> [Exercise directions]: Return the records exactly as they are.

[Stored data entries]

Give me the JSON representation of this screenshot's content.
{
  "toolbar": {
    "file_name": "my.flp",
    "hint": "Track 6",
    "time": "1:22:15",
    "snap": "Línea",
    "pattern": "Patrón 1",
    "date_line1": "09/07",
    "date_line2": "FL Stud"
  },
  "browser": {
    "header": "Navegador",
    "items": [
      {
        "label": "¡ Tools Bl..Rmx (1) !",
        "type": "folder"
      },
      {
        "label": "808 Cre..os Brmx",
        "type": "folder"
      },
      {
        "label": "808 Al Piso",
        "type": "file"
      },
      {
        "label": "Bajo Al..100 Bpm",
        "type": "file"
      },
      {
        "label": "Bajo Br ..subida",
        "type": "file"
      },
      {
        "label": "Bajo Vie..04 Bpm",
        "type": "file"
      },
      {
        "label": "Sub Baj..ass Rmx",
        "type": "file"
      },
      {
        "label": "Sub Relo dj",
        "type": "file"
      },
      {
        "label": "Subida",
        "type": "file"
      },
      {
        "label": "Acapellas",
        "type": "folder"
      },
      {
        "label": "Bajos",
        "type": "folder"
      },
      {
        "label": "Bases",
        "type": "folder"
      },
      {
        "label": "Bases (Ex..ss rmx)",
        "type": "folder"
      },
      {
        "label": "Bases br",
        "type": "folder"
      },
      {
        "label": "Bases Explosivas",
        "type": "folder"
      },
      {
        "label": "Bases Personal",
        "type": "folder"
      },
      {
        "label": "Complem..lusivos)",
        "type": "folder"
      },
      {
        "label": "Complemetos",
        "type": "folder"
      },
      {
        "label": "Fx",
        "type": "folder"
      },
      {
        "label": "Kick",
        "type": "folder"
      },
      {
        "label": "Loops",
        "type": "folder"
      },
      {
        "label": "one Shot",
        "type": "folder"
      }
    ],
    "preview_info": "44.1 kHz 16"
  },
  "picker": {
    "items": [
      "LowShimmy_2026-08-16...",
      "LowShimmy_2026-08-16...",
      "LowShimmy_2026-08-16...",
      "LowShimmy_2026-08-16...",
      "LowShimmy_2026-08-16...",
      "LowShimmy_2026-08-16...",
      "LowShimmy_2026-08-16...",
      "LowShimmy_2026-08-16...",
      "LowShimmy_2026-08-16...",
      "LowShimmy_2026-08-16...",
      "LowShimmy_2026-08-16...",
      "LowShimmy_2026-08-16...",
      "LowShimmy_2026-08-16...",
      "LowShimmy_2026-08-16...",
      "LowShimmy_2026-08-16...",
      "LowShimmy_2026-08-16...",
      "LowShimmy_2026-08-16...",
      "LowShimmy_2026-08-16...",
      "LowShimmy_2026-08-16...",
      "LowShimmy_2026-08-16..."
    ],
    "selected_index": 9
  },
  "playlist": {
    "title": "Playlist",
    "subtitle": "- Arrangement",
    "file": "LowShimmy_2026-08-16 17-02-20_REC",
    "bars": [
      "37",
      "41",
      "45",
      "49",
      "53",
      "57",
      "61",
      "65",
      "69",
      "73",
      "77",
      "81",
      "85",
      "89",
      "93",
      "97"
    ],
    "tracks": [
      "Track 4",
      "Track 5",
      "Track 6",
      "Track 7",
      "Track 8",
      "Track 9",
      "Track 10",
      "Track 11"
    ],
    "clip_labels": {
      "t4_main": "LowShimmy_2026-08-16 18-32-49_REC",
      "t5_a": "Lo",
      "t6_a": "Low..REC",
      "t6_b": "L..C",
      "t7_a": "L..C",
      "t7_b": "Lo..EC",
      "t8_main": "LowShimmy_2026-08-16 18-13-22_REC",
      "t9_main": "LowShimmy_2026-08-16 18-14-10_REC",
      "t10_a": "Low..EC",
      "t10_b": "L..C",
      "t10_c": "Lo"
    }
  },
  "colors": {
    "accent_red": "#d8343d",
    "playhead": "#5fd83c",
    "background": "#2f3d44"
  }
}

> [The result]:
Give me the JSON representation of this screenshot's content.
{
  "toolbar": {
    "file_name": "my.flp",
    "hint": "Track 6",
    "time": "1:22:15",
    "snap": "Línea",
    "pattern": "Patrón 1",
    "date_line1": "09/07",
    "date_line2": "FL Stud"
  },
  "browser": {
    "header": "Navegador",
    "items": [
      {
        "label": "¡ Tools Bl..Rmx (1) !",
        "type": "folder"
      },
      {
        "label": "808 Cre..os Brmx",
        "type": "folder"
      },
      {
        "label": "808 Al Piso",
        "type": "file"
      },
      {
        "label": "Bajo Al..100 Bpm",
        "type": "file"
      },
      {
        "label": "Bajo Br ..subida",
        "type": "file"
      },
      {
        "label": "Bajo Vie..04 Bpm",
        "type": "file"
      },
      {
        "label": "Sub Baj..ass Rmx",
        "type": "file"
      },
      {
        "label": "Sub Relo dj",
        "type": "file"
      },
      {
        "label": "Subida",
        "type": "file"
      },
      {
        "label": "Acapellas",
        "type": "folder"
      },
      {
        "label": "Bajos",
        "type": "folder"
      },
      {
        "label": "Bases",
        "type": "folder"
      },
      {
        "label": "Bases (Ex..ss rmx)",
        "type": "folder"
      },
      {
        "label": "Bases br",
        "type": "folder"
      },
      {
        "label": "Bases Explosivas",
        "type": "folder"
      },
      {
        "label": "Bases Personal",
        "type": "folder"
      },
      {
        "label": "Complem..lusivos)",
        "type": "folder"
      },
      {
        "label": "Complemetos",
        "type": "folder"
      },
      {
        "label": "Fx",
        "type": "folder"
      },
      {
        "label": "Kick",
        "type": "folder"
      },
      {
        "label": "Loops",
        "type": "folder"
      },
      {
        "label": "one Shot",
        "type": "folder"
      }
    ],
    "preview_info": "44.1 kHz 16"
  },
  "picker": {
    "items": [
      "LowShimmy_2026-08-16...",
      "LowShimmy_2026-08-16...",
      "LowShimmy_2026-08-16...",
      "LowShimmy_2026-08-16...",
      "LowShimmy_2026-08-16...",
      "LowShimmy_2026-08-16...",
      "LowShimmy_2026-08-16...",
      "LowShimmy_2026-08-16...",
      "LowShimmy_2026-08-16...",
      "LowShimmy_2026-08-16...",
      "LowShimmy_2026-08-16...",
      "LowShimmy_2026-08-16...",
      "LowShimmy_2026-08-16...",
      "LowShimmy_2026-08-16...",
      "LowShimmy_2026-08-16...",
      "LowShimmy_2026-08-16...",
      "LowShimmy_2026-08-16...",
      "LowShimmy_2026-08-16...",
      "LowShimmy_2026-08-16...",
      "LowShimmy_2026-08-16..."
    ],
    "selected_index": 9
  },
  "playlist": {
    "title": "Playlist",
    "subtitle": "- Arrangement",
    "file": "LowShimmy_2026-08-16 17-02-20_REC",
    "bars": [
      "37",
      "41",
      "45",
      "49",
      "53",
      "57",
      "61",
      "65",
      "69",
      "73",
      "77",
      "81",
      "85",
      "89",
      "93",
      "97"
    ],
    "tracks": [
      "Track 4",
      "Track 5",
      "Track 6",
      "Track 7",
      "Track 8",
      "Track 9",
      "Track 10",
      "Track 11"
    ],
    "clip_labels": {
      "t4_main": "LowShimmy_2026-08-16 18-32-49_REC",
      "t5_a": "Lo",
      "t6_a": "Low..REC",
      "t6_b": "L..C",
      "t7_a": "L..C",
      "t7_b": "Lo..EC",
      "t8_main": "LowShimmy_2026-08-16 18-13-22_REC",
      "t9_main": "LowShimmy_2026-08-16 18-14-10_REC",
      "t10_a": "Low..EC",
      "t10_b": "L..C",
      "t10_c": "Lo"
    }
  },
  "colors": {
    "accent_red": "#d8343d",
    "playhead": "#5fd83c",
    "background": "#2f3d44"
  }
}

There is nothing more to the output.